◆ **EXCERPT TO READ**
====

A Dovetailed Life

The things that interest us weave us together to create who we are.

Tag: worship

Contemporary Worship Music: Unintentional Ecumenism



1. general; universal.
2. pertaining to the whole Christian church.
3. promoting or fostering Christian unity throughout the world.
4. of or pertaining to a movement (ecumenical movement), especially among Protestant groups since the 1800s, aimedat achieving universal Christian unity and church unionthrough international interdenominational organizations thatcooperate on matters of mutual concern.
5. interreligious or interdenominational: an ecumenicalmarriage.

In the United Methodist Church, we have a hymnal.  Every 20 years or so another one pops up, with great new hymns,  great old hymns, and…unfortunately…some of the same old, really bad hymns.  The church is trying to be ‘progressive’ (whatever that means), so we have seen little books like ‘The Faith We Sing’ and ‘Worship and Song’ pop up as well.  These are the technologically limited offerings aimed at keeping up with the rapid rate of song creation in the Church these days.  ‘Worship and Song,’ printed last year, has only now included “How Great is Our God” and “Open the Eyes of My Heart” (Open the Eyes of My Heart was written in 1997, How Great is Our God in 2004).

When I purchased my copy of ‘Worship and Song’ at Cokesbury, the sales associate told me that this was the “first expandable hymnal!”  I asked her how the binding to the book played a role in its expandability and she gave me the scrunched-nose face. Technologically, these books have been limited.

====

Records from a data source:
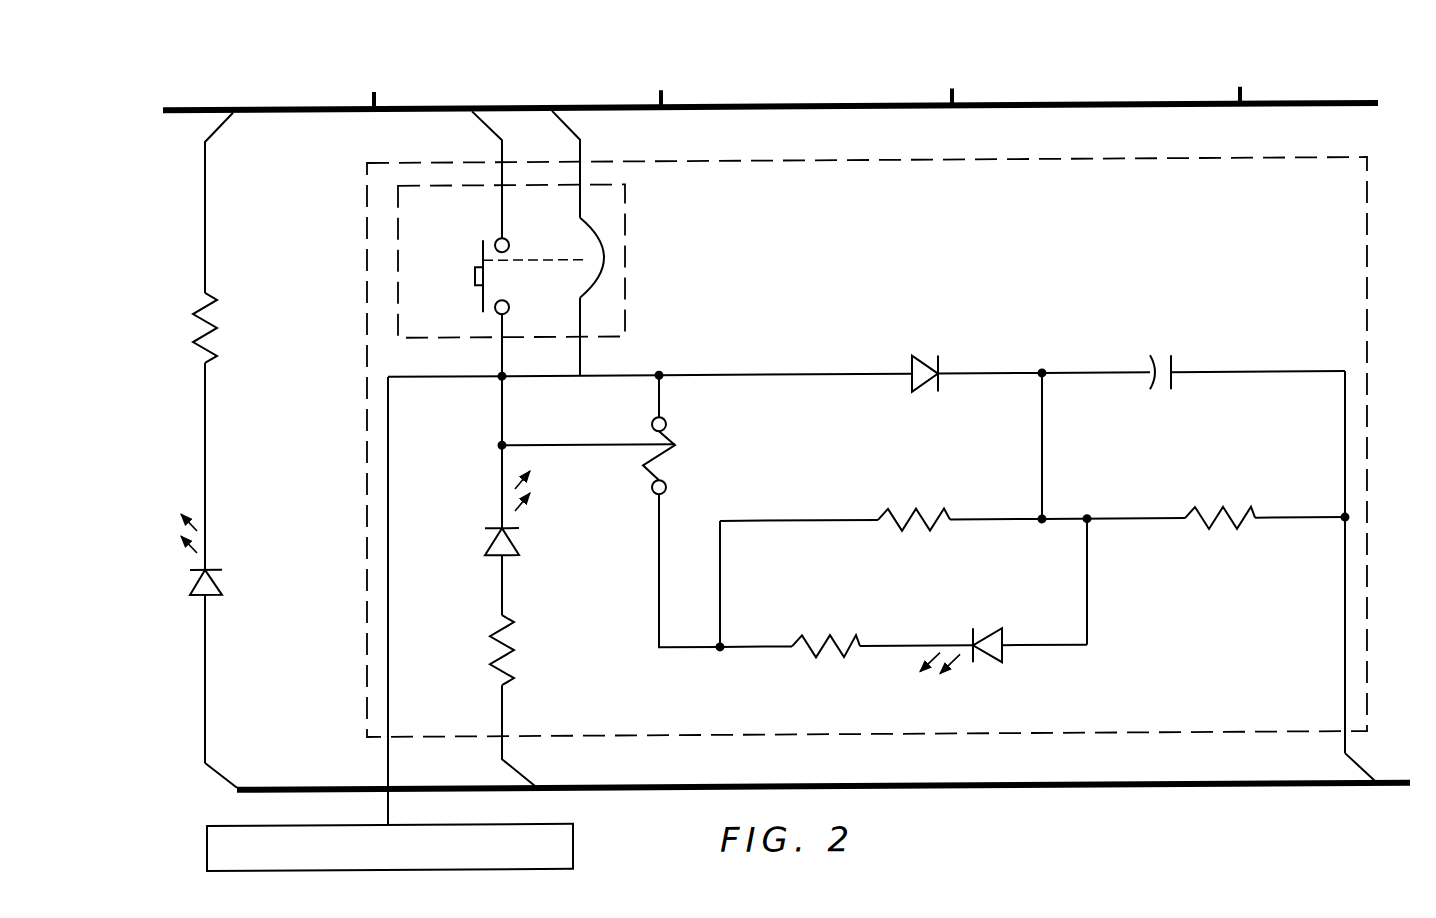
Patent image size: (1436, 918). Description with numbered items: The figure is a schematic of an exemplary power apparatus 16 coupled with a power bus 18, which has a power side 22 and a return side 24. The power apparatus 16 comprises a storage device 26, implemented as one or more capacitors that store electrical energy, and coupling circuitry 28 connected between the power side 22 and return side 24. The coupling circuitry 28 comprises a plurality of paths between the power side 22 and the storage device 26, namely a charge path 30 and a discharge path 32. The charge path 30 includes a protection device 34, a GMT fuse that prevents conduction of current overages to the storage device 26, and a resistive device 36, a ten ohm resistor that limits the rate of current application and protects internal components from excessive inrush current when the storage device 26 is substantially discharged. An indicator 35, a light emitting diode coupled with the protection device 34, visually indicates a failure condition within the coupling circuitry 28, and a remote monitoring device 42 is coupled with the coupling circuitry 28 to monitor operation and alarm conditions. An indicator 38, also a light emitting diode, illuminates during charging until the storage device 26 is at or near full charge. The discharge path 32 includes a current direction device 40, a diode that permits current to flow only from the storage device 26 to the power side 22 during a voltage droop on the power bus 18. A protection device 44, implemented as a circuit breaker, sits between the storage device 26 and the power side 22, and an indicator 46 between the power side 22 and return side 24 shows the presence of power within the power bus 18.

The power apparatus 16 is at (221, 437).
The power bus 18 is at (1379, 128).
The power side 22 is at (1312, 104).
The return side 24 is at (1210, 791).
The storage device 26 is at (1185, 359).
The coupling circuitry 28 is at (1024, 159).
The charge path 30 is at (1044, 457).
The discharge path 32 is at (750, 373).
The protection device 34 is at (635, 422).
The indicator 35 is at (468, 548).
The resistive device 36 is at (896, 470).
The indicator 38 is at (956, 631).
The current direction device 40 is at (898, 361).
The remote monitoring device 42 is at (573, 850).
The protection device 44 is at (630, 228).
The indicator 46 is at (177, 587).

====

◆ **WORK TO BE COMPLETED**
Print the post on contemporary worship music again in full, word for word, from its first line to its last.

◆ **TASK OUTPUT**
A Dovetailed Life

The things that interest us weave us together to create who we are.

Tag: worship

Contemporary Worship Music: Unintentional Ecumenism



1. general; universal.
2. pertaining to the whole Christian church.
3. promoting or fostering Christian unity throughout the world.
4. of or pertaining to a movement (ecumenical movement), especially among Protestant groups since the 1800s, aimedat achieving universal Christian unity and church unionthrough international interdenominational organizations thatcooperate on matters of mutual concern.
5. interreligious or interdenominational: an ecumenicalmarriage.

In the United Methodist Church, we have a hymnal.  Every 20 years or so another one pops up, with great new hymns,  great old hymns, and…unfortunately…some of the same old, really bad hymns.  The church is trying to be ‘progressive’ (whatever that means), so we have seen little books like ‘The Faith We Sing’ and ‘Worship and Song’ pop up as well.  These are the technologically limited offerings aimed at keeping up with the rapid rate of song creation in the Church these days.  ‘Worship and Song,’ printed last year, has only now included “How Great is Our God” and “Open the Eyes of My Heart” (Open the Eyes of My Heart was written in 1997, How Great is Our God in 2004).

When I purchased my copy of ‘Worship and Song’ at Cokesbury, the sales associate told me that this was the “first expandable hymnal!”  I asked her how the binding to the book played a role in its expandability and she gave me the scrunched-nose face. Technologically, these books have been limited.